--- To do ---
In full and without deviation, write out the entries that follow.

--- Data provided ---
----

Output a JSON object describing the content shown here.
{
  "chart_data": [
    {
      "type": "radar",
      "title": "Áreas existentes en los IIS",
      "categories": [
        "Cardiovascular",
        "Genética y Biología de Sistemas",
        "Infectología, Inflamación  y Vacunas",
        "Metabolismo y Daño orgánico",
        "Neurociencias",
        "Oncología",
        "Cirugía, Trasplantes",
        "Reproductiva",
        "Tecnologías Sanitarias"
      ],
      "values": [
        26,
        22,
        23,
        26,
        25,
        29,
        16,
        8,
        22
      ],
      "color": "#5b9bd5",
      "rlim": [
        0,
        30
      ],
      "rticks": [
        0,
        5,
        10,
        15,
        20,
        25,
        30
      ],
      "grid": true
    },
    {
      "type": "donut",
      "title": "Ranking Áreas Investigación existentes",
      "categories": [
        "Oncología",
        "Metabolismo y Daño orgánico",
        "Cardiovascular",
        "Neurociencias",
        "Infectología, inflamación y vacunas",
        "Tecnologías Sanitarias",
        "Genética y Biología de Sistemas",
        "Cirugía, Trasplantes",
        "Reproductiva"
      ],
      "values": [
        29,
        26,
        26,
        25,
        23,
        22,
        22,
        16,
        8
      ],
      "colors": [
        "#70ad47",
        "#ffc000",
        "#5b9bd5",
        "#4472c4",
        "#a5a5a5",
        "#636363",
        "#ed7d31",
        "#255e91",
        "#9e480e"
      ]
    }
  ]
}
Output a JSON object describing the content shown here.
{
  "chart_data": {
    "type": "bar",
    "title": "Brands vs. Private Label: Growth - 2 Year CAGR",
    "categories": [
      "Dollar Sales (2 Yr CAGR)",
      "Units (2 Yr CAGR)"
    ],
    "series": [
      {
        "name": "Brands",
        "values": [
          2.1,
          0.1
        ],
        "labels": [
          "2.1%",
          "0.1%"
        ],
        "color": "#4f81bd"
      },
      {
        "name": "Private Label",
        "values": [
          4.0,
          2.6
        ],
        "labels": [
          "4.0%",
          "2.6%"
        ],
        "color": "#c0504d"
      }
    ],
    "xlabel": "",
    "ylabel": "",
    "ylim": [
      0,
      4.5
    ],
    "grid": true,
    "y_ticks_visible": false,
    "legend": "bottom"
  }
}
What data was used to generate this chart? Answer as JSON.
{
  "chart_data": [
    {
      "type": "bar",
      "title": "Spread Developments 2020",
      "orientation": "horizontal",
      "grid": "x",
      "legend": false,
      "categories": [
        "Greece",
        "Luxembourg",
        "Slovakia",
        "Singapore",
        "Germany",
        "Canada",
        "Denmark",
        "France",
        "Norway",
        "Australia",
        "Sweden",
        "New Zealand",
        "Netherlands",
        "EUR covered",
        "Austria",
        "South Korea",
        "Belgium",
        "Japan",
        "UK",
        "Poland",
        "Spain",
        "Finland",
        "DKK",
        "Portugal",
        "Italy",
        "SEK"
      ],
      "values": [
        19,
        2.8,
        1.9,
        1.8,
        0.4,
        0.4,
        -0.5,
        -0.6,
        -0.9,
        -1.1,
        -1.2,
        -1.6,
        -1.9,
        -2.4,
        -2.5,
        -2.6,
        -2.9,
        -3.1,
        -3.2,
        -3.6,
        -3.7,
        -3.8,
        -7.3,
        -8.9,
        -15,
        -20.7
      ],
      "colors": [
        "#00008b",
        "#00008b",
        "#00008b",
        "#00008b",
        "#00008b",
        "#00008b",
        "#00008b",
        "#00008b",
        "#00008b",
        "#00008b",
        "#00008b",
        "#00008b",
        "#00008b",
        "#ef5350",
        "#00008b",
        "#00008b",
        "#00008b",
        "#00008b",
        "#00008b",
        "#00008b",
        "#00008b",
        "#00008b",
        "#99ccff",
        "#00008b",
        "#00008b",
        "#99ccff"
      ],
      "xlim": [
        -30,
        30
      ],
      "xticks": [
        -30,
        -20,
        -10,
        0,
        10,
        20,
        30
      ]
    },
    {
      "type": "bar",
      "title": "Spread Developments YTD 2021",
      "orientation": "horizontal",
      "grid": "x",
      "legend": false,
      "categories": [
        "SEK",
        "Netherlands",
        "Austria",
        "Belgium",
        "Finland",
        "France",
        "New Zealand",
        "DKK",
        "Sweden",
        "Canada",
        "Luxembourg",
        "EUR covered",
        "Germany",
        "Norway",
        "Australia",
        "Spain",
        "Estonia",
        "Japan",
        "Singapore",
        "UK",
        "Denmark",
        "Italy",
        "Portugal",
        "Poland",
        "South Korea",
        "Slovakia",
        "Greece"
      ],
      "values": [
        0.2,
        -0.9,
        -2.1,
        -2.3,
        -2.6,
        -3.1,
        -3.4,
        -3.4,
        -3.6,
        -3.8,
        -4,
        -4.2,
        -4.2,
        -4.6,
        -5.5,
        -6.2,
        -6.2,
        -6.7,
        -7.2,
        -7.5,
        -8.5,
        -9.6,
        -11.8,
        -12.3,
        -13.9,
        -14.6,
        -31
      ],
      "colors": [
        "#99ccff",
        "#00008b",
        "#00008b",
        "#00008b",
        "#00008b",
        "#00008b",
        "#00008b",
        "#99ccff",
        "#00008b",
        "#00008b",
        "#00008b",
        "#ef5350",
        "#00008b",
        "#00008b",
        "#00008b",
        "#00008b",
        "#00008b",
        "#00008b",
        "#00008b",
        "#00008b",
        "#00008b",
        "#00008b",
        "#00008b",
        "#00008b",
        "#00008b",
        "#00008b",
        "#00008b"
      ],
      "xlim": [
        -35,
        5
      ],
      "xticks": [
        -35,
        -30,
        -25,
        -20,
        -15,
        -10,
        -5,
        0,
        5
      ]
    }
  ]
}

----

--- Result for this exercise ---
Output a JSON object describing the content shown here.
{
  "chart_data": [
    {
      "type": "radar",
      "title": "Áreas existentes en los IIS",
      "categories": [
        "Cardiovascular",
        "Genética y Biología de Sistemas",
        "Infectología, Inflamación  y Vacunas",
        "Metabolismo y Daño orgánico",
        "Neurociencias",
        "Oncología",
        "Cirugía, Trasplantes",
        "Reproductiva",
        "Tecnologías Sanitarias"
      ],
      "values": [
        26,
        22,
        23,
        26,
        25,
        29,
        16,
        8,
        22
      ],
      "color": "#5b9bd5",
      "rlim": [
        0,
        30
      ],
      "rticks": [
        0,
        5,
        10,
        15,
        20,
        25,
        30
      ],
      "grid": true
    },
    {
      "type": "donut",
      "title": "Ranking Áreas Investigación existentes",
      "categories": [
        "Oncología",
        "Metabolismo y Daño orgánico",
        "Cardiovascular",
        "Neurociencias",
        "Infectología, inflamación y vacunas",
        "Tecnologías Sanitarias",
        "Genética y Biología de Sistemas",
        "Cirugía, Trasplantes",
        "Reproductiva"
      ],
      "values": [
        29,
        26,
        26,
        25,
        23,
        22,
        22,
        16,
        8
      ],
      "colors": [
        "#70ad47",
        "#ffc000",
        "#5b9bd5",
        "#4472c4",
        "#a5a5a5",
        "#636363",
        "#ed7d31",
        "#255e91",
        "#9e480e"
      ]
    }
  ]
}
Output a JSON object describing the content shown here.
{
  "chart_data": {
    "type": "bar",
    "title": "Brands vs. Private Label: Growth - 2 Year CAGR",
    "categories": [
      "Dollar Sales (2 Yr CAGR)",
      "Units (2 Yr CAGR)"
    ],
    "series": [
      {
        "name": "Brands",
        "values": [
          2.1,
          0.1
        ],
        "labels": [
          "2.1%",
          "0.1%"
        ],
        "color": "#4f81bd"
      },
      {
        "name": "Private Label",
        "values": [
          4.0,
          2.6
        ],
        "labels": [
          "4.0%",
          "2.6%"
        ],
        "color": "#c0504d"
      }
    ],
    "xlabel": "",
    "ylabel": "",
    "ylim": [
      0,
      4.5
    ],
    "grid": true,
    "y_ticks_visible": false,
    "legend": "bottom"
  }
}
What data was used to generate this chart? Answer as JSON.
{
  "chart_data": [
    {
      "type": "bar",
      "title": "Spread Developments 2020",
      "orientation": "horizontal",
      "grid": "x",
      "legend": false,
      "categories": [
        "Greece",
        "Luxembourg",
        "Slovakia",
        "Singapore",
        "Germany",
        "Canada",
        "Denmark",
        "France",
        "Norway",
        "Australia",
        "Sweden",
        "New Zealand",
        "Netherlands",
        "EUR covered",
        "Austria",
        "South Korea",
        "Belgium",
        "Japan",
        "UK",
        "Poland",
        "Spain",
        "Finland",
        "DKK",
        "Portugal",
        "Italy",
        "SEK"
      ],
      "values": [
        19,
        2.8,
        1.9,
        1.8,
        0.4,
        0.4,
        -0.5,
        -0.6,
        -0.9,
        -1.1,
        -1.2,
        -1.6,
        -1.9,
        -2.4,
        -2.5,
        -2.6,
        -2.9,
        -3.1,
        -3.2,
        -3.6,
        -3.7,
        -3.8,
        -7.3,
        -8.9,
        -15,
        -20.7
      ],
      "colors": [
        "#00008b",
        "#00008b",
        "#00008b",
        "#00008b",
        "#00008b",
        "#00008b",
        "#00008b",
        "#00008b",
        "#00008b",
        "#00008b",
        "#00008b",
        "#00008b",
        "#00008b",
        "#ef5350",
        "#00008b",
        "#00008b",
        "#00008b",
        "#00008b",
        "#00008b",
        "#00008b",
        "#00008b",
        "#00008b",
        "#99ccff",
        "#00008b",
        "#00008b",
        "#99ccff"
      ],
      "xlim": [
        -30,
        30
      ],
      "xticks": [
        -30,
        -20,
        -10,
        0,
        10,
        20,
        30
      ]
    },
    {
      "type": "bar",
      "title": "Spread Developments YTD 2021",
      "orientation": "horizontal",
      "grid": "x",
      "legend": false,
      "categories": [
        "SEK",
        "Netherlands",
        "Austria",
        "Belgium",
        "Finland",
        "France",
        "New Zealand",
        "DKK",
        "Sweden",
        "Canada",
        "Luxembourg",
        "EUR covered",
        "Germany",
        "Norway",
        "Australia",
        "Spain",
        "Estonia",
        "Japan",
        "Singapore",
        "UK",
        "Denmark",
        "Italy",
        "Portugal",
        "Poland",
        "South Korea",
        "Slovakia",
        "Greece"
      ],
      "values": [
        0.2,
        -0.9,
        -2.1,
        -2.3,
        -2.6,
        -3.1,
        -3.4,
        -3.4,
        -3.6,
        -3.8,
        -4,
        -4.2,
        -4.2,
        -4.6,
        -5.5,
        -6.2,
        -6.2,
        -6.7,
        -7.2,
        -7.5,
        -8.5,
        -9.6,
        -11.8,
        -12.3,
        -13.9,
        -14.6,
        -31
      ],
      "colors": [
        "#99ccff",
        "#00008b",
        "#00008b",
        "#00008b",
        "#00008b",
        "#00008b",
        "#00008b",
        "#99ccff",
        "#00008b",
        "#00008b",
        "#00008b",
        "#ef5350",
        "#00008b",
        "#00008b",
        "#00008b",
        "#00008b",
        "#00008b",
        "#00008b",
        "#00008b",
        "#00008b",
        "#00008b",
        "#00008b",
        "#00008b",
        "#00008b",
        "#00008b",
        "#00008b",
        "#00008b"
      ],
      "xlim": [
        -35,
        5
      ],
      "xticks": [
        -35,
        -30,
        -25,
        -20,
        -15,
        -10,
        -5,
        0,
        5
      ]
    }
  ]
}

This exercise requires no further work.